Data shown:
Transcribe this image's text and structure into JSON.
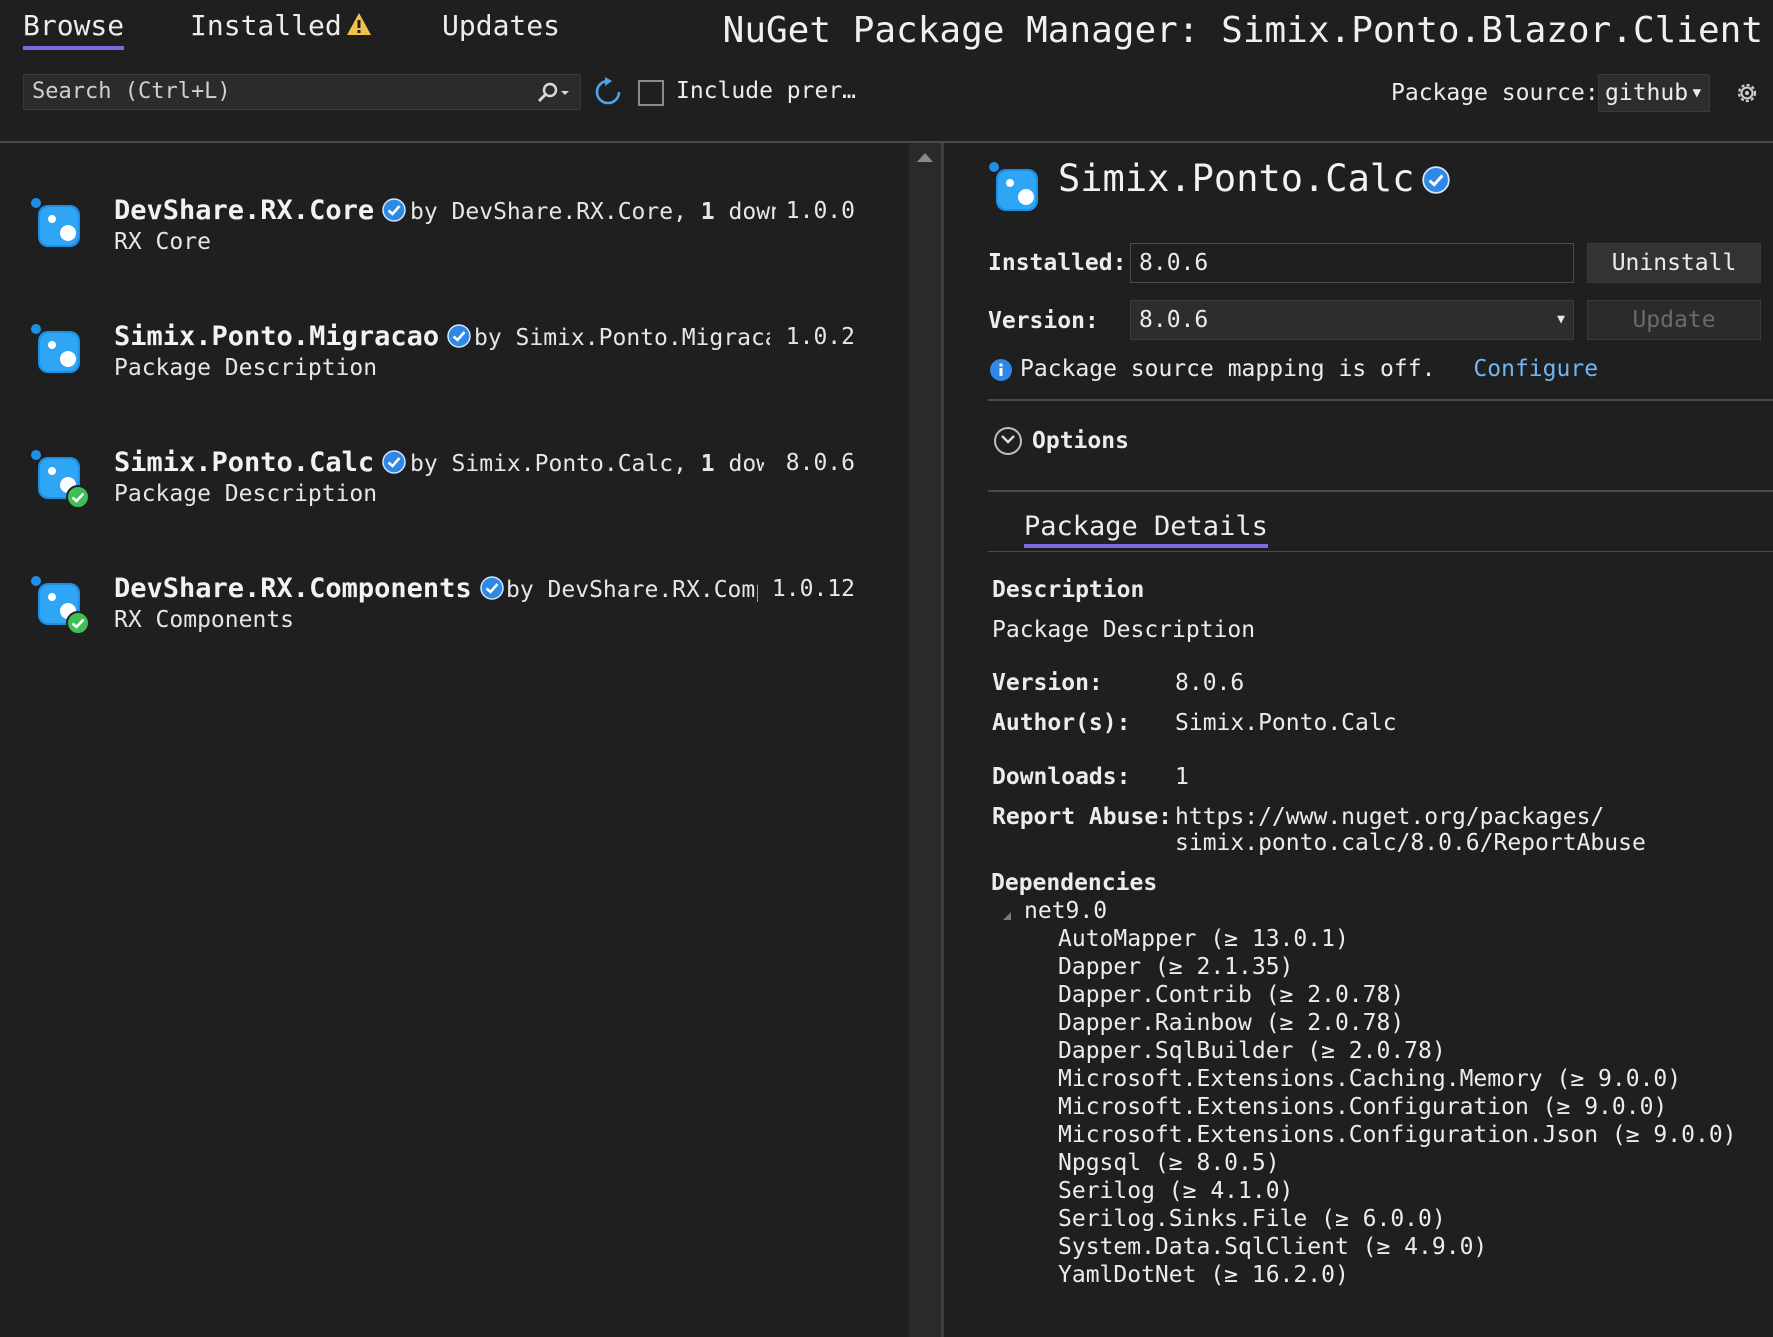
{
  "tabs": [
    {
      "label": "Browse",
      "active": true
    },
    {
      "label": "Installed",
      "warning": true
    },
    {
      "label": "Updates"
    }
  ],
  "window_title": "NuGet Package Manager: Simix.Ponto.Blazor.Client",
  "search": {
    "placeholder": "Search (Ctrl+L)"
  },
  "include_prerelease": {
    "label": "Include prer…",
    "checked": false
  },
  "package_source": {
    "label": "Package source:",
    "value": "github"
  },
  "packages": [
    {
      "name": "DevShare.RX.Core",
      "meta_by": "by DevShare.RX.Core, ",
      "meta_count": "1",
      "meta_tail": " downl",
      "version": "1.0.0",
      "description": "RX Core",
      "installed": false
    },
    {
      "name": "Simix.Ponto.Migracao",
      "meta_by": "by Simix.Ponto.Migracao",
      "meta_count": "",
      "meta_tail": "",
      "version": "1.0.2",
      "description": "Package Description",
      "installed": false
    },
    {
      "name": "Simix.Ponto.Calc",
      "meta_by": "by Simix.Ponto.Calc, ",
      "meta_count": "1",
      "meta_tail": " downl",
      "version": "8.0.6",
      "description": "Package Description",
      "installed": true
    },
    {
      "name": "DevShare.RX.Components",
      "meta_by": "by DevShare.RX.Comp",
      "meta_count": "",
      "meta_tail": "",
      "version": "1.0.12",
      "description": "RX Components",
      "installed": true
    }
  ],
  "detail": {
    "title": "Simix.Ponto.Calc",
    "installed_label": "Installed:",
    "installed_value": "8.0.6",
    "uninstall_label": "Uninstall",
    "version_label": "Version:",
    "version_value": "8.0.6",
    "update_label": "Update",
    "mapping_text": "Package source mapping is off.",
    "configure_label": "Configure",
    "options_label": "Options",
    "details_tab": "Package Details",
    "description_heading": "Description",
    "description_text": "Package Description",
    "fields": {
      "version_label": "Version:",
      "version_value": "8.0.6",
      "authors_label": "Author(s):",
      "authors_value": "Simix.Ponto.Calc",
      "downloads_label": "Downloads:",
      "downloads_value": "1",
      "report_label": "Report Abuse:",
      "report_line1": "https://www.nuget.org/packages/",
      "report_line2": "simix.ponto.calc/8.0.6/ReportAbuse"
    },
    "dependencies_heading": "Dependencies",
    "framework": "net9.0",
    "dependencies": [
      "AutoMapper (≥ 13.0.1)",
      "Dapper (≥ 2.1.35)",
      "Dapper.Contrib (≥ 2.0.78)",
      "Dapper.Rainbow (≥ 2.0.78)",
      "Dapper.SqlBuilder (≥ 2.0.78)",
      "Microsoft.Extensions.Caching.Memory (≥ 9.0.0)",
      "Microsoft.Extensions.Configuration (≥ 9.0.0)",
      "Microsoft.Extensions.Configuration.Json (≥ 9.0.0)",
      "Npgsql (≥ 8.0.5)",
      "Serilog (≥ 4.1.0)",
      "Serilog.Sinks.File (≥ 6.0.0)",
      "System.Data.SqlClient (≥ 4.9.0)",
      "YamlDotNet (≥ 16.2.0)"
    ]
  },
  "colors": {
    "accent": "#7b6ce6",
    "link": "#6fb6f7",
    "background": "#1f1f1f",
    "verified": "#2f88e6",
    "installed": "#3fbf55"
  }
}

Task to complete:
Search the data for the string "Configuration". List each line that has it.

Response:
      "Microsoft.Extensions.Configuration (≥ 9.0.0)",
      "Microsoft.Extensions.Configuration.Json (≥ 9.0.0)",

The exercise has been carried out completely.